▸ **Spatial layout entries**
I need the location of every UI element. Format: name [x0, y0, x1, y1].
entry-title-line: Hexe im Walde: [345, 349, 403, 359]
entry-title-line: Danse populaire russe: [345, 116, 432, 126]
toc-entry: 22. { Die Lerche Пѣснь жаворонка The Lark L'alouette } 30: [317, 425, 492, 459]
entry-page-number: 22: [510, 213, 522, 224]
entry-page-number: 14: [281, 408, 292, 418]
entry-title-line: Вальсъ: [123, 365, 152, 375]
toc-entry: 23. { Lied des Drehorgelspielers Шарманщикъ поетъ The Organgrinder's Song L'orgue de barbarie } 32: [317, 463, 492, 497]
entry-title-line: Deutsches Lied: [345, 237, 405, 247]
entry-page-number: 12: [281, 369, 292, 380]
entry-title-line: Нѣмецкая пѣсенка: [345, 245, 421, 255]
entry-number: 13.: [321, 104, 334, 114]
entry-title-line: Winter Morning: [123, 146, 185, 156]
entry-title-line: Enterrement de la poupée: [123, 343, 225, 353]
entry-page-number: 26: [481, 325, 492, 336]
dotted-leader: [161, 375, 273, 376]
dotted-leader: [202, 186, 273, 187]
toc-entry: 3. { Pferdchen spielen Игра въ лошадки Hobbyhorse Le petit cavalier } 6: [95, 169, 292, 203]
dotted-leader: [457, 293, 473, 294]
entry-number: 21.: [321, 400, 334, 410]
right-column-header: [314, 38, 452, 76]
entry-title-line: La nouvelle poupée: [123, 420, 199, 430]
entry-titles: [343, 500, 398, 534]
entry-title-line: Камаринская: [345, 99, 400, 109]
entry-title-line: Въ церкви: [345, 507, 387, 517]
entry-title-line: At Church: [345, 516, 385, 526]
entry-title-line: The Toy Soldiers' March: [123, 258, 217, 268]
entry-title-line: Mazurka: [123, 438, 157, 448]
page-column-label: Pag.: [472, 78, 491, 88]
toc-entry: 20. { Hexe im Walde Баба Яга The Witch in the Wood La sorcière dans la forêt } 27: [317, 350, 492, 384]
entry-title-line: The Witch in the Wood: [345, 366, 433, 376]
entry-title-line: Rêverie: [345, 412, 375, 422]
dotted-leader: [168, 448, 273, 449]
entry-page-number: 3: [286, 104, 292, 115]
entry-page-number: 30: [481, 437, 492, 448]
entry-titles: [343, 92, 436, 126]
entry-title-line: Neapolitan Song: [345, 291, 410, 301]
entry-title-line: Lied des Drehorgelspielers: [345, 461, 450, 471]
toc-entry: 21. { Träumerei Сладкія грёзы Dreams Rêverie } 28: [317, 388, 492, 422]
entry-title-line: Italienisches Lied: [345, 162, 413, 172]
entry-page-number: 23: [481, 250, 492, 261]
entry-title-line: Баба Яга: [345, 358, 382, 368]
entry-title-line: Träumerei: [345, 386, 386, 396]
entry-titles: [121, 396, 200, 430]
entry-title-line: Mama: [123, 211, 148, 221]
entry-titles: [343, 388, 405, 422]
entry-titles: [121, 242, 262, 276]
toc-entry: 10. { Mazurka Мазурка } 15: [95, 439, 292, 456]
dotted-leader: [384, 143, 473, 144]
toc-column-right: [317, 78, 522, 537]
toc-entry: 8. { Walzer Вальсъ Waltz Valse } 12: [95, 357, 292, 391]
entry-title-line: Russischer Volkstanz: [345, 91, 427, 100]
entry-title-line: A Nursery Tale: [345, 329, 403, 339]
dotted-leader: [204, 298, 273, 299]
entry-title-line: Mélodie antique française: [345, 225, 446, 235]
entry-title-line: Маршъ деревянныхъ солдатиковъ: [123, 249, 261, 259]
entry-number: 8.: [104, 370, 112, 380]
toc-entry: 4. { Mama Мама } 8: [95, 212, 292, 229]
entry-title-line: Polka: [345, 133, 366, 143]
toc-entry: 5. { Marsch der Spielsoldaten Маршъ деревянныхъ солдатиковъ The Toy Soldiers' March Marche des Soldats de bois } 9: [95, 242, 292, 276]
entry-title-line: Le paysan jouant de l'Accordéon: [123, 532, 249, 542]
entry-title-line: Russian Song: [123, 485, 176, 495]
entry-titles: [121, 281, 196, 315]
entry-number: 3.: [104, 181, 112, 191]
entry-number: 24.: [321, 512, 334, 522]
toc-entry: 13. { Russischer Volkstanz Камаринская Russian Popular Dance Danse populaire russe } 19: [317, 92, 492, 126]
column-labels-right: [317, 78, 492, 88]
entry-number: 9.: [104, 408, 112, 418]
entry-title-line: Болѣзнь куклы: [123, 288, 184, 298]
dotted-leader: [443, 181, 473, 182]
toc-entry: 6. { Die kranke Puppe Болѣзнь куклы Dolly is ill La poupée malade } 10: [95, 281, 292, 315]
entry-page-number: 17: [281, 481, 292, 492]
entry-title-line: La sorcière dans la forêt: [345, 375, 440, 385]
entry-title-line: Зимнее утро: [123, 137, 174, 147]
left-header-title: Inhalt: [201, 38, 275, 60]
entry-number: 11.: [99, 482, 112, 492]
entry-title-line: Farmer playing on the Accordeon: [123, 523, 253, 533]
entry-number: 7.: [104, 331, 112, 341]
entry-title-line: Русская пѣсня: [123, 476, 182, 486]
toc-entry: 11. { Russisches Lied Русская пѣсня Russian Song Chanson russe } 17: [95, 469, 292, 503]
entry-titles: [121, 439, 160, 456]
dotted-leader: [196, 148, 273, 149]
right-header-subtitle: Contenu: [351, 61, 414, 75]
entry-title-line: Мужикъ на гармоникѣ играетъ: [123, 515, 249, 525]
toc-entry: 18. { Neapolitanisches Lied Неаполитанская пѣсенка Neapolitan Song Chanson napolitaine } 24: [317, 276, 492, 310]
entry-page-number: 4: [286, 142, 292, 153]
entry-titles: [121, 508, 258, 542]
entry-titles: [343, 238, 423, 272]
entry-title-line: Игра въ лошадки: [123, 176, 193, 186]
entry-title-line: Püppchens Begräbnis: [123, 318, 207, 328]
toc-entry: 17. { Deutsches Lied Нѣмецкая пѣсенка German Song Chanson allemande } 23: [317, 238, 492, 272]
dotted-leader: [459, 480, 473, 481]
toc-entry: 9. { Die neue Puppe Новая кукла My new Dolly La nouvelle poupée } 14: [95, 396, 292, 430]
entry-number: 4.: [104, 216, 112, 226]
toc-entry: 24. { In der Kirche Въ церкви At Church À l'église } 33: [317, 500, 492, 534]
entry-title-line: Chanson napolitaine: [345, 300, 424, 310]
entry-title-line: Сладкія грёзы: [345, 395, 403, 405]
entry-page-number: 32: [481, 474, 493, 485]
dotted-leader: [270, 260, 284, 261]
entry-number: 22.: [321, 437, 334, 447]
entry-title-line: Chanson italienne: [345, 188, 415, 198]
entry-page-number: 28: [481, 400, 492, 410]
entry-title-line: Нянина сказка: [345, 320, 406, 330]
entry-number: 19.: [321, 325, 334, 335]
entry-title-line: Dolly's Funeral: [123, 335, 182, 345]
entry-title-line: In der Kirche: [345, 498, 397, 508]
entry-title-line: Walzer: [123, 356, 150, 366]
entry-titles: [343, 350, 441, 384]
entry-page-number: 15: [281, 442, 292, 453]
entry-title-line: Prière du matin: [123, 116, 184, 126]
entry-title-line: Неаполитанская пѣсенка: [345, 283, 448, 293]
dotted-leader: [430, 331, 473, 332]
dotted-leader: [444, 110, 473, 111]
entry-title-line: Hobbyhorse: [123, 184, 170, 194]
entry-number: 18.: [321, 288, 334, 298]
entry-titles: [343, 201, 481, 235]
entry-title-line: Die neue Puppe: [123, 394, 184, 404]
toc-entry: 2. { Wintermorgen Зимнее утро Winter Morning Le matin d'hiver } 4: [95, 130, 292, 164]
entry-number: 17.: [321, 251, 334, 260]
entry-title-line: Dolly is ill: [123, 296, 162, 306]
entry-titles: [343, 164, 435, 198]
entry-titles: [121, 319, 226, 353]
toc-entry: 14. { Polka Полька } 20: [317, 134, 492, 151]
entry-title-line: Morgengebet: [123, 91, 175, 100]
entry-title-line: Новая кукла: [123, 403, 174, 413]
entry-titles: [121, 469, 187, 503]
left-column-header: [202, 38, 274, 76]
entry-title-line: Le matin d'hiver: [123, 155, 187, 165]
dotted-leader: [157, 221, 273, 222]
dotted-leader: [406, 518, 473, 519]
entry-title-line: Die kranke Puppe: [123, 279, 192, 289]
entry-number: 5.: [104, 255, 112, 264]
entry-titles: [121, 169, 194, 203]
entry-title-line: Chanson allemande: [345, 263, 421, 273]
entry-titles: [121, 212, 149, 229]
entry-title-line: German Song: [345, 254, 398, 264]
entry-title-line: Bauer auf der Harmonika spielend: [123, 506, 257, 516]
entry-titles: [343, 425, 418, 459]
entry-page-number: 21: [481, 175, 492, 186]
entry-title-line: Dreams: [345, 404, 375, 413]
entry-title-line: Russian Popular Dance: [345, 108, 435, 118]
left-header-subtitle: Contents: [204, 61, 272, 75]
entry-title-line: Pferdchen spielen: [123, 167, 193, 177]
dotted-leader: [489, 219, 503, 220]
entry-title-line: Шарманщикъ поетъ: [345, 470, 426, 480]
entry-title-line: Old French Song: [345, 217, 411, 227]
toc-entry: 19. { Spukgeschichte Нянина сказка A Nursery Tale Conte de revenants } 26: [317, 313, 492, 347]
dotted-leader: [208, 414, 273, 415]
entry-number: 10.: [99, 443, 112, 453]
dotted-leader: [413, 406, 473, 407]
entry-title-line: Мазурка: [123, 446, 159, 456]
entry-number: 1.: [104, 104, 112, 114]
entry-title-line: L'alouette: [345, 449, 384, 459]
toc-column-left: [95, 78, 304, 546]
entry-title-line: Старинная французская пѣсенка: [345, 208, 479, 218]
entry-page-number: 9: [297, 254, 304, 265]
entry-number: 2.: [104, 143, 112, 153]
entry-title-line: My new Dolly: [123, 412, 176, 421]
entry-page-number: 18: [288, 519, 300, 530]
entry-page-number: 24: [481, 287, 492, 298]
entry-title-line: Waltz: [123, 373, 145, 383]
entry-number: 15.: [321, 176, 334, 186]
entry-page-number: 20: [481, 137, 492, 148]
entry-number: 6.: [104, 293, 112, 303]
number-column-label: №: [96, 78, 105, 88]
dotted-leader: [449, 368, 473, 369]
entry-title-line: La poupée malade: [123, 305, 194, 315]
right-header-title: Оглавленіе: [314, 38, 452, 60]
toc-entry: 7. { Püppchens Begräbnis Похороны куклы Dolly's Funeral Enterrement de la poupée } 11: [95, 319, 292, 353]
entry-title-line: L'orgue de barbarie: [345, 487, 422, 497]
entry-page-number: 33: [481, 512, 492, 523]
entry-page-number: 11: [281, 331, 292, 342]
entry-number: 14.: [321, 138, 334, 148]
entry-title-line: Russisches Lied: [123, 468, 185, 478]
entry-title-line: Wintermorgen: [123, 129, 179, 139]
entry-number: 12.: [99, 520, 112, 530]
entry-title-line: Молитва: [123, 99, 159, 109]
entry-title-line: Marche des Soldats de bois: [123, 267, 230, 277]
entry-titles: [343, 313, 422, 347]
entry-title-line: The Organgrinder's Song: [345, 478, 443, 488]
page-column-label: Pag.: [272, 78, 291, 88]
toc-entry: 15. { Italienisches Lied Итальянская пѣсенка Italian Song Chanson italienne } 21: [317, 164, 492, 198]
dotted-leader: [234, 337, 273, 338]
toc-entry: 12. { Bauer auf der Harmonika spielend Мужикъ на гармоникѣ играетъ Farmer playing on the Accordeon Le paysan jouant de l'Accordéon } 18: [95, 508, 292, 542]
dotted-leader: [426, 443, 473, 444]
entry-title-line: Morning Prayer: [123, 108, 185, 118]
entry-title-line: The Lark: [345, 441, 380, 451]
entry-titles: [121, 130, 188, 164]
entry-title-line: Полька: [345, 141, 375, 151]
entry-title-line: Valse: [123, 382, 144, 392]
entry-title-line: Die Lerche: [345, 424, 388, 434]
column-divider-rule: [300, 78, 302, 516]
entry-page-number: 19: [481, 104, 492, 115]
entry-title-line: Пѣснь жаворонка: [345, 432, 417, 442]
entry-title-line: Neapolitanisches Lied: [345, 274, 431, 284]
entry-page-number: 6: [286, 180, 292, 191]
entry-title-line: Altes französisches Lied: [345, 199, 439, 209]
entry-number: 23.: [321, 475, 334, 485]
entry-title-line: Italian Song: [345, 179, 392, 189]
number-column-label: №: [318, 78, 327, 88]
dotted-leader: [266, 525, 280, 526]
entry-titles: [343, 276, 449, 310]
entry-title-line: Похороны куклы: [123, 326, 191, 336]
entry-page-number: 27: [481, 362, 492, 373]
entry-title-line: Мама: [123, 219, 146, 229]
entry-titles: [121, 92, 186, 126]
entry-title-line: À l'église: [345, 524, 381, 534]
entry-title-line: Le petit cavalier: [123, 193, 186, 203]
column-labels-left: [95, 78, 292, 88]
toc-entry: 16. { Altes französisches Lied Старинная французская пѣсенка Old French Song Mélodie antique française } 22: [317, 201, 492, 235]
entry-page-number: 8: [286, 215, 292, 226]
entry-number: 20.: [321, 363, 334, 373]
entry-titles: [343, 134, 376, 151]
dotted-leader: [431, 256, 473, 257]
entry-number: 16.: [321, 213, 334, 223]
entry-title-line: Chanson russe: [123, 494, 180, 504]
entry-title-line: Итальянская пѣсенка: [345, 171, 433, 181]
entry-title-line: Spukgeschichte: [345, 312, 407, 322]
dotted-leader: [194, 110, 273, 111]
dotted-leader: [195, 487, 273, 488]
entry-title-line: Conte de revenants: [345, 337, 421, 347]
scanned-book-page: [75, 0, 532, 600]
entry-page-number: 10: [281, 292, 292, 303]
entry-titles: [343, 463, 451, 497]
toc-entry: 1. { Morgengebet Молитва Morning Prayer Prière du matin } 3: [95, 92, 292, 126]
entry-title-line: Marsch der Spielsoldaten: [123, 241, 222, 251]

▸ **Goal of the exercise**
Please print the lines from the first one above up to and including the line with "entry-title-line: Danse populaire", unchanged.

▸ **Task answer**
I need the location of every UI element. Format: name [x0, y0, x1, y1].
entry-title-line: Hexe im Walde: [345, 349, 403, 359]
entry-title-line: Danse populaire russe: [345, 116, 432, 126]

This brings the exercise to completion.